> [WRITTEN INSTRUCTION]: Would you pull out every line of the material that contains the string "annotation"?

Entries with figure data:
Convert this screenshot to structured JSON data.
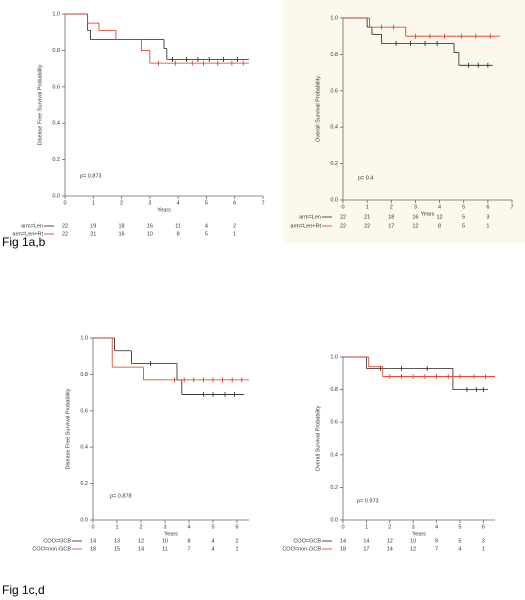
{
  "chart_data": [
    {
      "type": "km",
      "ylabel": "Disease Free Survival Probability",
      "xlabel": "Years",
      "annotation": "p= 0.873",
      "xlim": [
        0,
        7
      ],
      "ylim": [
        0,
        1
      ],
      "xticks": [
        0,
        1,
        2,
        3,
        4,
        5,
        6,
        7
      ],
      "yticks": [
        {
          "value": 0,
          "label": "0.0"
        },
        0.2,
        0.4,
        0.6,
        0.8,
        {
          "value": 1,
          "label": "1.0"
        }
      ],
      "series": [
        {
          "name": "arm=Len",
          "color": "#222222",
          "x": [
            0,
            0.8,
            0.9,
            3.5,
            3.6,
            6.5
          ],
          "values": [
            1,
            0.91,
            0.86,
            0.81,
            0.75,
            0.75
          ],
          "censored": [
            3.8,
            4.3,
            4.7,
            5.1,
            5.6,
            6.1
          ],
          "at_risk": [
            22,
            19,
            18,
            16,
            11,
            4,
            2
          ]
        },
        {
          "name": "arm=Len+Rt",
          "color": "#d9341f",
          "x": [
            0,
            0.8,
            1.2,
            1.8,
            2.7,
            3.0,
            6.5
          ],
          "values": [
            1,
            0.95,
            0.91,
            0.86,
            0.8,
            0.73,
            0.73
          ],
          "censored": [
            3.3,
            3.9,
            4.5,
            4.9,
            5.4,
            5.9,
            6.3
          ],
          "at_risk": [
            22,
            21,
            16,
            10,
            8,
            5,
            1
          ]
        }
      ]
    },
    {
      "type": "km",
      "ylabel": "Overall Survival Probability",
      "xlabel": "Years",
      "annotation": "p= 0.4",
      "xlim": [
        0,
        7
      ],
      "ylim": [
        0,
        1
      ],
      "xticks": [
        0,
        1,
        2,
        3,
        4,
        5,
        6,
        7
      ],
      "yticks": [
        {
          "value": 0,
          "label": "0.0"
        },
        0.2,
        0.4,
        0.6,
        0.8,
        {
          "value": 1,
          "label": "1.0"
        }
      ],
      "series": [
        {
          "name": "arm=Len",
          "color": "#222222",
          "x": [
            0,
            1.0,
            1.2,
            1.6,
            4.6,
            4.8,
            6.2
          ],
          "values": [
            1,
            0.95,
            0.91,
            0.86,
            0.81,
            0.74,
            0.74
          ],
          "censored": [
            2.2,
            2.8,
            3.4,
            3.9,
            5.2,
            5.6,
            6.0
          ],
          "at_risk": [
            22,
            21,
            18,
            16,
            12,
            5,
            3
          ]
        },
        {
          "name": "arm=Len+Rt",
          "color": "#d9341f",
          "x": [
            0,
            1.1,
            2.6,
            6.5
          ],
          "values": [
            1,
            0.95,
            0.9,
            0.9
          ],
          "censored": [
            1.6,
            2.1,
            3.0,
            3.6,
            4.2,
            4.9,
            5.5,
            6.1
          ],
          "at_risk": [
            22,
            22,
            17,
            12,
            8,
            5,
            1
          ]
        }
      ]
    },
    {
      "type": "km",
      "ylabel": "Disease Free Survival Probability",
      "xlabel": "Years",
      "annotation": "p= 0.878",
      "xlim": [
        0,
        6.5
      ],
      "ylim": [
        0,
        1
      ],
      "xticks": [
        0,
        1,
        2,
        3,
        4,
        5,
        6
      ],
      "yticks": [
        {
          "value": 0,
          "label": "0.0"
        },
        0.2,
        0.4,
        0.6,
        0.8,
        {
          "value": 1,
          "label": "1.0"
        }
      ],
      "series": [
        {
          "name": "COO=GCB",
          "color": "#222222",
          "x": [
            0,
            0.9,
            1.6,
            3.5,
            3.7,
            6.3
          ],
          "values": [
            1,
            0.93,
            0.86,
            0.77,
            0.69,
            0.69
          ],
          "censored": [
            2.4,
            4.6,
            5.0,
            5.5,
            5.9
          ],
          "at_risk": [
            14,
            13,
            12,
            10,
            8,
            4,
            2
          ]
        },
        {
          "name": "COO=non-GCB",
          "color": "#d9341f",
          "x": [
            0,
            0.8,
            2.1,
            6.5
          ],
          "values": [
            1,
            0.84,
            0.77,
            0.77
          ],
          "censored": [
            3.4,
            3.8,
            4.2,
            4.6,
            5.0,
            5.4,
            5.8,
            6.2
          ],
          "at_risk": [
            18,
            15,
            14,
            11,
            7,
            4,
            1
          ]
        }
      ]
    },
    {
      "type": "km",
      "ylabel": "Overall Survival Probability",
      "xlabel": "Years",
      "annotation": "p= 0.973",
      "xlim": [
        0,
        6.5
      ],
      "ylim": [
        0,
        1
      ],
      "xticks": [
        0,
        1,
        2,
        3,
        4,
        5,
        6
      ],
      "yticks": [
        {
          "value": 0,
          "label": "0.0"
        },
        0.2,
        0.4,
        0.6,
        0.8,
        {
          "value": 1,
          "label": "1.0"
        }
      ],
      "series": [
        {
          "name": "COO=GCB",
          "color": "#222222",
          "x": [
            0,
            1.0,
            4.7,
            6.2
          ],
          "values": [
            1,
            0.93,
            0.8,
            0.8
          ],
          "censored": [
            1.6,
            2.5,
            3.6,
            5.3,
            5.7,
            6.0
          ],
          "at_risk": [
            14,
            14,
            12,
            10,
            9,
            5,
            3
          ]
        },
        {
          "name": "COO=non-GCB",
          "color": "#d9341f",
          "x": [
            0,
            1.1,
            1.7,
            6.5
          ],
          "values": [
            1,
            0.94,
            0.88,
            0.88
          ],
          "censored": [
            2.0,
            2.5,
            3.0,
            3.5,
            4.0,
            4.5,
            5.0,
            5.6,
            6.1
          ],
          "at_risk": [
            18,
            17,
            14,
            12,
            7,
            4,
            1
          ]
        }
      ]
    }
  ],
  "captions": [
    "Fig 1a,b",
    "Fig 1c,d"
  ]
}
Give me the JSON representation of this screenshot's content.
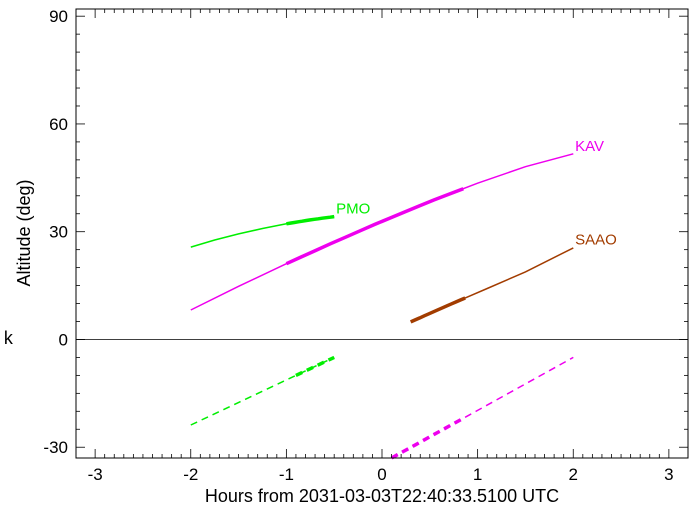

> [FINAL RESULT]:
      "annotation": "p= 0.873",
      "annotation": "p= 0.4",
      "annotation": "p= 0.878",
      "annotation": "p= 0.973",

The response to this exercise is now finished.